Gather every line that includes the word "SRMTID", please.

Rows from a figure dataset
┌────────
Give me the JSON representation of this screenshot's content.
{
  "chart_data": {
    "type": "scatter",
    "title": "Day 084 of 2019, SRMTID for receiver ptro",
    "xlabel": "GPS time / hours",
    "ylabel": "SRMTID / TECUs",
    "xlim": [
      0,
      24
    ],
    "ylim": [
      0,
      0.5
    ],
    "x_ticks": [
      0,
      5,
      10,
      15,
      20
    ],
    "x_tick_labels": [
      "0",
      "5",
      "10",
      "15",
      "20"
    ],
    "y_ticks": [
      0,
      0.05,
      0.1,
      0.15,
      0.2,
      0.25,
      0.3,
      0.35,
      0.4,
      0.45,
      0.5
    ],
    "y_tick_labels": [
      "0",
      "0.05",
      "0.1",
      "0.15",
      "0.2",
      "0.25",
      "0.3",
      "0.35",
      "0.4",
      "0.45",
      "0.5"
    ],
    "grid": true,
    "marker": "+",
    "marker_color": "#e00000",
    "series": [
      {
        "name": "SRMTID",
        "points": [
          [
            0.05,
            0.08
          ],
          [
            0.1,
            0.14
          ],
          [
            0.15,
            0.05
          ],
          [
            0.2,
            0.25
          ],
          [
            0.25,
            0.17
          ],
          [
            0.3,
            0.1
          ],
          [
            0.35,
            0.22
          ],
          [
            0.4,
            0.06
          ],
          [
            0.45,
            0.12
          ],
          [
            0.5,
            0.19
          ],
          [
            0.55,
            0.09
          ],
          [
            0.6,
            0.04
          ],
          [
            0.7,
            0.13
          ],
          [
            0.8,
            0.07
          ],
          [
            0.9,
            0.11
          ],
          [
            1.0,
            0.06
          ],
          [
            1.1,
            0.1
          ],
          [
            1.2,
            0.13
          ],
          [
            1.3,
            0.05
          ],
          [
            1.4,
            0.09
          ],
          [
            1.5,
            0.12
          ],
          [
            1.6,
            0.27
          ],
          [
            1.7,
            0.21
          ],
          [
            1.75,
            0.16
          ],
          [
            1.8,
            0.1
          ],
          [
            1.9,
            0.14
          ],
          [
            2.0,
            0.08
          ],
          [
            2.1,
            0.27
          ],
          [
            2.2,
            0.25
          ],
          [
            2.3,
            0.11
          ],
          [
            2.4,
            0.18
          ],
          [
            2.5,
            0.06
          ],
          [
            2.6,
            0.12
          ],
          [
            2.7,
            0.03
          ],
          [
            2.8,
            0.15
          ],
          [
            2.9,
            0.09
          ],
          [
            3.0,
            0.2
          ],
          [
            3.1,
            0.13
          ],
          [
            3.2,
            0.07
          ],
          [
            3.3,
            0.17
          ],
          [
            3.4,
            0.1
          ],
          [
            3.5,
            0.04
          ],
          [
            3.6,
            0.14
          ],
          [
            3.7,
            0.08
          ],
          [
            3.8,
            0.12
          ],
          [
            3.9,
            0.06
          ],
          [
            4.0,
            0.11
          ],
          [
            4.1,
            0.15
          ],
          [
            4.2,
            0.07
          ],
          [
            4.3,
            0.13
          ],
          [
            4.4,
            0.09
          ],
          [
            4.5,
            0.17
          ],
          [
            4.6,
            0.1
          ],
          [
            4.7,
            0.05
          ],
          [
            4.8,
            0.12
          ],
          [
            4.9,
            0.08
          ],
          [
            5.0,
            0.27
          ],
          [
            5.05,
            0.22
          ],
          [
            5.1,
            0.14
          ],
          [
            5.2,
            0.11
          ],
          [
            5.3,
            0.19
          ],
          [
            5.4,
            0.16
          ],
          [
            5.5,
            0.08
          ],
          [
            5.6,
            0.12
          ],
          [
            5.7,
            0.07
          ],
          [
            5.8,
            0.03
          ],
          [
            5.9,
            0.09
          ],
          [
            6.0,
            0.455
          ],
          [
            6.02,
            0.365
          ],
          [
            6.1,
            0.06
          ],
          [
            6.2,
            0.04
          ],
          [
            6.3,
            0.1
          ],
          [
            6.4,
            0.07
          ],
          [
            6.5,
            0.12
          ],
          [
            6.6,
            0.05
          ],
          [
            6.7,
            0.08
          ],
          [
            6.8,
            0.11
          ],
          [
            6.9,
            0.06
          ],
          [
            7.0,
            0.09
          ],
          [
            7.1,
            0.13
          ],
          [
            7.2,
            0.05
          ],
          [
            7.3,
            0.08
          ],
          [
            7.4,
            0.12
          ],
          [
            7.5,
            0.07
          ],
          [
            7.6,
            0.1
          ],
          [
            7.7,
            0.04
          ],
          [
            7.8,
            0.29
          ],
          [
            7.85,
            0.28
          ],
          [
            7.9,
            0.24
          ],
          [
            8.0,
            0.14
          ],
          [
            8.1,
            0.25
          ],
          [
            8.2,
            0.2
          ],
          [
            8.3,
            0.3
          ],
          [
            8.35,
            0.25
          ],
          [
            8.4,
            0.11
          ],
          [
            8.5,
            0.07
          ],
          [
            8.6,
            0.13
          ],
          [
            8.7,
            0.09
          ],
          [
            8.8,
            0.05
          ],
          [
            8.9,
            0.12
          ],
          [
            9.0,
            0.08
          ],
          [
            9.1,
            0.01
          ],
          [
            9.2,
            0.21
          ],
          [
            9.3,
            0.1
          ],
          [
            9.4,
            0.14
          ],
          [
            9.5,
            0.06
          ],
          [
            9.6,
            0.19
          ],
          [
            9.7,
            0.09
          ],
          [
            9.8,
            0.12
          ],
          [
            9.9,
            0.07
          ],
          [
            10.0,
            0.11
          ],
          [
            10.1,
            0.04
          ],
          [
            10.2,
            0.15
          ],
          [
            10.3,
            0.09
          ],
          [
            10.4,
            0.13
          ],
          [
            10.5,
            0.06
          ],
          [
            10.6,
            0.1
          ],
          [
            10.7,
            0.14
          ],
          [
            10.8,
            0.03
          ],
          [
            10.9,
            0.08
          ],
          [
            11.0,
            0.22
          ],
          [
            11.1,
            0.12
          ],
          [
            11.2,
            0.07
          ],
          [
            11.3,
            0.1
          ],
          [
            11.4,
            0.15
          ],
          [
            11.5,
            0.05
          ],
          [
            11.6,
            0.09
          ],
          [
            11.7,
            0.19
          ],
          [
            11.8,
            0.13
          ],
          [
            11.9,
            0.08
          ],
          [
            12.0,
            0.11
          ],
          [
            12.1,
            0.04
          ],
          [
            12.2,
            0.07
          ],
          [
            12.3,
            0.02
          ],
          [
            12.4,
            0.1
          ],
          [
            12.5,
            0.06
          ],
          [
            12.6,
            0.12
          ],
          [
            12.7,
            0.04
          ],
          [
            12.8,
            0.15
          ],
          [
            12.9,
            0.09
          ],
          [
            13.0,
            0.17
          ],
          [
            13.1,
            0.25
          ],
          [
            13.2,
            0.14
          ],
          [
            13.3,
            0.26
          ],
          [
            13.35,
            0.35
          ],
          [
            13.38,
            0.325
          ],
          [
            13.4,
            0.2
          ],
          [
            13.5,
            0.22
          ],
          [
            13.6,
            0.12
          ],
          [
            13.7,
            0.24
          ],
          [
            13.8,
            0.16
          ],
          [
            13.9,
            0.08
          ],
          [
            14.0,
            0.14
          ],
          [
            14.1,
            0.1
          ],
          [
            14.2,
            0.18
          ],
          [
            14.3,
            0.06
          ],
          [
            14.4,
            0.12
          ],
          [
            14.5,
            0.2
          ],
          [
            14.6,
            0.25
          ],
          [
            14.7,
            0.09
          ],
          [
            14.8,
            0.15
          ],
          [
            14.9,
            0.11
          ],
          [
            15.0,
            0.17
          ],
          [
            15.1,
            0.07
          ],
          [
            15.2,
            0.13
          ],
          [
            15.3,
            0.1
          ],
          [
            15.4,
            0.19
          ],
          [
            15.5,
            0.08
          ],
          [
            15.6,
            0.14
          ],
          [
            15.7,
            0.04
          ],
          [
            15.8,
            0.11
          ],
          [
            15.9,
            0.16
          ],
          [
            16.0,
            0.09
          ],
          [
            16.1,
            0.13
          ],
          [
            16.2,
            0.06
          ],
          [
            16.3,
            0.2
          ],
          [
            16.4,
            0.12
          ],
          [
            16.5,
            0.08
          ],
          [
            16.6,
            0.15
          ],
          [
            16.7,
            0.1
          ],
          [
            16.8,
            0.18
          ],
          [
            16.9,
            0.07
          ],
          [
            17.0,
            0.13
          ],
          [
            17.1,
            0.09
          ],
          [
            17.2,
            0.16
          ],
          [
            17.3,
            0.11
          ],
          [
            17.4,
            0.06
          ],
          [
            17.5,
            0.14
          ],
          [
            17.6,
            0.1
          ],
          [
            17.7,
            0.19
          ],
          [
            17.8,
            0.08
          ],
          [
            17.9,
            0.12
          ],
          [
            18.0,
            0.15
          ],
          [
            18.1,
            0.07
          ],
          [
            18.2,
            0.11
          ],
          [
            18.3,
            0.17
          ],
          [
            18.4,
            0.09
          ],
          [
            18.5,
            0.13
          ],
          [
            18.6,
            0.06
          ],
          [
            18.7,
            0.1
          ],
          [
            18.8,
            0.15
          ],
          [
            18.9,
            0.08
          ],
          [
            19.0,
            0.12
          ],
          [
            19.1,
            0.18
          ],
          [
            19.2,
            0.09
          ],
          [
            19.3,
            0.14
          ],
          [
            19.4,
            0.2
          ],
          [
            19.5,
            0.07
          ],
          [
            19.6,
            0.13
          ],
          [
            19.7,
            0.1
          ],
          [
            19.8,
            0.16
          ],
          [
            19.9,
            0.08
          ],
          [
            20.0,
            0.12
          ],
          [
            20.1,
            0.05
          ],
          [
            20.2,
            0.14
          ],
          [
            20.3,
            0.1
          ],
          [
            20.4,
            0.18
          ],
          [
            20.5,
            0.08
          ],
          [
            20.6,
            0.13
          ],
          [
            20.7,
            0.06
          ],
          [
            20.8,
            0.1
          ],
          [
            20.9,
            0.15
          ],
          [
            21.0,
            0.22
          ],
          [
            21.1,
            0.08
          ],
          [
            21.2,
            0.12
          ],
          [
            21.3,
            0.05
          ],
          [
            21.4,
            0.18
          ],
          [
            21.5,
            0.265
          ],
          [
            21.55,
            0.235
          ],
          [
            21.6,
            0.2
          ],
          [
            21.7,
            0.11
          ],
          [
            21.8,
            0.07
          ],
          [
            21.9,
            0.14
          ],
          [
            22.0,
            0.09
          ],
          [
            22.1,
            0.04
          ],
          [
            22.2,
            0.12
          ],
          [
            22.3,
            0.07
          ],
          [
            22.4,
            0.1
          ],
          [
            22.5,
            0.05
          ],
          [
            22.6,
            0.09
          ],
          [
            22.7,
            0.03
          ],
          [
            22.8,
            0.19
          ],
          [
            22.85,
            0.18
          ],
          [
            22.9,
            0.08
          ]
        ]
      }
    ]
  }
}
└────────
Exercise response:
    "title": "Day 084 of 2019, SRMTID for receiver ptro",
    "ylabel": "SRMTID / TECUs",
        "name": "SRMTID",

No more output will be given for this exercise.